### What is asked
From the entries below, extract every line that includes the word "Bellum".

▬▬▬▬▬▬▬▬▬▬

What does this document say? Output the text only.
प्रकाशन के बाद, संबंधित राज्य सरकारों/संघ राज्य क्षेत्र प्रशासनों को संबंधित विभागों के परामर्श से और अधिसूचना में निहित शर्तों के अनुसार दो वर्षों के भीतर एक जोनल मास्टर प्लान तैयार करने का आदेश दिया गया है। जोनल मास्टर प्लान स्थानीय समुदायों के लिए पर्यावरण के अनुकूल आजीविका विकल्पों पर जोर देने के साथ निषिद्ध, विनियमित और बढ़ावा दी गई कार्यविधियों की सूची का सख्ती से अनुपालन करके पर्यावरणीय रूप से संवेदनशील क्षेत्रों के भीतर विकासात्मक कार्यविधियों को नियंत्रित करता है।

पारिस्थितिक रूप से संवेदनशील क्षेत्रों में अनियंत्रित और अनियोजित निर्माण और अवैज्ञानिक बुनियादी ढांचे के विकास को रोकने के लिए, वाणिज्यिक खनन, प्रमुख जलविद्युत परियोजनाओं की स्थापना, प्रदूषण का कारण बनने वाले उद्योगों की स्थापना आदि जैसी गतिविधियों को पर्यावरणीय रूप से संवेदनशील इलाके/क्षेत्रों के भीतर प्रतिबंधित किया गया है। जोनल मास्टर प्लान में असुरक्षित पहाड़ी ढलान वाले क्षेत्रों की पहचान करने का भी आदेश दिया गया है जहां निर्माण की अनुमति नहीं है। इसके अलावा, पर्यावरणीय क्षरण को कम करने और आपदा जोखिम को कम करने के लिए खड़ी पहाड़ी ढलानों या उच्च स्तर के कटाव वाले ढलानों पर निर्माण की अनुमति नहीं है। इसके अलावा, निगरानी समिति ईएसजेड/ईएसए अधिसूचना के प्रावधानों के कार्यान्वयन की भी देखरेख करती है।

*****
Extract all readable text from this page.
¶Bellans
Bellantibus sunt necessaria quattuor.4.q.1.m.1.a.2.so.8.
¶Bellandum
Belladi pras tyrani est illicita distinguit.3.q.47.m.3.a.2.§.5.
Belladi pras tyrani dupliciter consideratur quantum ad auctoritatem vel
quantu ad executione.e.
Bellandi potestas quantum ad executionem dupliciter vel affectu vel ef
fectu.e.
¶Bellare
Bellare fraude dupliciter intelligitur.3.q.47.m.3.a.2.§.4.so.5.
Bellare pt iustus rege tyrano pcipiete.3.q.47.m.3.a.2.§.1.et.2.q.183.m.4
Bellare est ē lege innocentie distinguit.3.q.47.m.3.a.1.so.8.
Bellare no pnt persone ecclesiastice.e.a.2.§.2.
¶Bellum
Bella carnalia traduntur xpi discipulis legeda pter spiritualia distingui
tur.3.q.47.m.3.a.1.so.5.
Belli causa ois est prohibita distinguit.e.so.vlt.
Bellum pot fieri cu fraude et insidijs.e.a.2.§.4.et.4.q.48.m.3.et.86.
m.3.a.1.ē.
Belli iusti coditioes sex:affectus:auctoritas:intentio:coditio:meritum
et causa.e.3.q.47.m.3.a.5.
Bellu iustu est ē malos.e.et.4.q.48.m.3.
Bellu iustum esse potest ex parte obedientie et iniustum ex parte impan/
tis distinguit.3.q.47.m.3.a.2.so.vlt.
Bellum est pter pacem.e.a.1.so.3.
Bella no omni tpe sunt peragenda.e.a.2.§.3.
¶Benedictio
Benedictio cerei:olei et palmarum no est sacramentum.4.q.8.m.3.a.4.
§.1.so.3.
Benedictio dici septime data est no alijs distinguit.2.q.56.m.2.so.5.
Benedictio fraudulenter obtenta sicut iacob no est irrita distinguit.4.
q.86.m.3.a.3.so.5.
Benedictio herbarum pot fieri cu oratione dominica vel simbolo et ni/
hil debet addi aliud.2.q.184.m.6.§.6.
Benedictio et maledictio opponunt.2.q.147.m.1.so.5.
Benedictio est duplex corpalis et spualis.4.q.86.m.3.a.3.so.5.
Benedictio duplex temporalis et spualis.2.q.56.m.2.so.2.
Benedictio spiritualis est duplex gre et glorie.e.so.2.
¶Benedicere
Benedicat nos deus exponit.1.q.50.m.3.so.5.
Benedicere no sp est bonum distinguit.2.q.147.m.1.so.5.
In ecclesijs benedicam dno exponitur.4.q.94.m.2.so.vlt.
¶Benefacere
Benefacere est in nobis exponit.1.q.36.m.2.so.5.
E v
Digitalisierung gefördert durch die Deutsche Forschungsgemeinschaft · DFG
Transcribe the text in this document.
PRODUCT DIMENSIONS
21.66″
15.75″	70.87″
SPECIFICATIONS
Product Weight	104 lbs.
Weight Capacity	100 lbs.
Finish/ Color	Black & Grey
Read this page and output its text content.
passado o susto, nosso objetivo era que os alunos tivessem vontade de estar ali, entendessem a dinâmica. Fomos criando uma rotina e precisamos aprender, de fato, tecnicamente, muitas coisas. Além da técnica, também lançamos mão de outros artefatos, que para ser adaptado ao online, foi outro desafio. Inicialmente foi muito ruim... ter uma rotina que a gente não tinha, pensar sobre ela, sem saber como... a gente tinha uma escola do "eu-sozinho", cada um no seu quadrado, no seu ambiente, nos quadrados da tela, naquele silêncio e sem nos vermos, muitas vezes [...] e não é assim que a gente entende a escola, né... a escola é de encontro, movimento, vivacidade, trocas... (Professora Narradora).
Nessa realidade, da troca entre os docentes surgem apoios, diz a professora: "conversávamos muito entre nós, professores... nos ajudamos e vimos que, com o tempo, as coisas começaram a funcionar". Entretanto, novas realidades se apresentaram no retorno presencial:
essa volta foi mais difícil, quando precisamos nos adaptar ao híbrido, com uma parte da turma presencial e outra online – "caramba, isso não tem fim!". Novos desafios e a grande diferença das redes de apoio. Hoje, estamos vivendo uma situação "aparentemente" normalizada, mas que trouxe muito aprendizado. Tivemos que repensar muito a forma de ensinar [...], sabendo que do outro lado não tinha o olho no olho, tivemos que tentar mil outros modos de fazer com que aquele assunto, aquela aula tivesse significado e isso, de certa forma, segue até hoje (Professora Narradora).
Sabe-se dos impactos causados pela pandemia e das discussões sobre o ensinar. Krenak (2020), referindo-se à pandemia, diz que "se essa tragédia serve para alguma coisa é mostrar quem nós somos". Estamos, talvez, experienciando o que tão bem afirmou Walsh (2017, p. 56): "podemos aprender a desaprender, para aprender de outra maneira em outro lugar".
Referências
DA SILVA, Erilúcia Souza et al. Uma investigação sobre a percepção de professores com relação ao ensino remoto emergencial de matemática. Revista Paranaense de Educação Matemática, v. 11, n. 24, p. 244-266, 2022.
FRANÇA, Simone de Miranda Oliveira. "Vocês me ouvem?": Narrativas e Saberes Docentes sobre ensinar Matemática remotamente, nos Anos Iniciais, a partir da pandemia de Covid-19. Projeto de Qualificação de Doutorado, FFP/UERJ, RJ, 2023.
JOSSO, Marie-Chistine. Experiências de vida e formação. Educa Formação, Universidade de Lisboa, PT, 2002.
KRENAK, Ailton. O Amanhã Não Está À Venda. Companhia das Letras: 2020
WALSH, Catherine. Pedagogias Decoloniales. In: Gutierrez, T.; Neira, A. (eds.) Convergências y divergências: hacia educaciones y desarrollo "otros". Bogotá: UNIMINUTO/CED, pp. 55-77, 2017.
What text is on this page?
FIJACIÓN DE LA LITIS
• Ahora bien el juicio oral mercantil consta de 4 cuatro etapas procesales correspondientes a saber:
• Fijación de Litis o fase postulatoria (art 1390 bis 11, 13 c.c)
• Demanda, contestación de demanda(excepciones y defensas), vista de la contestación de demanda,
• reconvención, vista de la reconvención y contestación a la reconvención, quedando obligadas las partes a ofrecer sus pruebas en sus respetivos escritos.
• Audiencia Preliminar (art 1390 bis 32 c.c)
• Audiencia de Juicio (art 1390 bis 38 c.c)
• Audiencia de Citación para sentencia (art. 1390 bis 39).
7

▬▬▬▬▬▬▬▬▬▬

### Output
¶Bellum
Bellum pot fieri cu fraude et insidijs.e.a.2.§.4.et.4.q.48.m.3.et.86.
Bellum est pter pacem.e.a.1.so.3.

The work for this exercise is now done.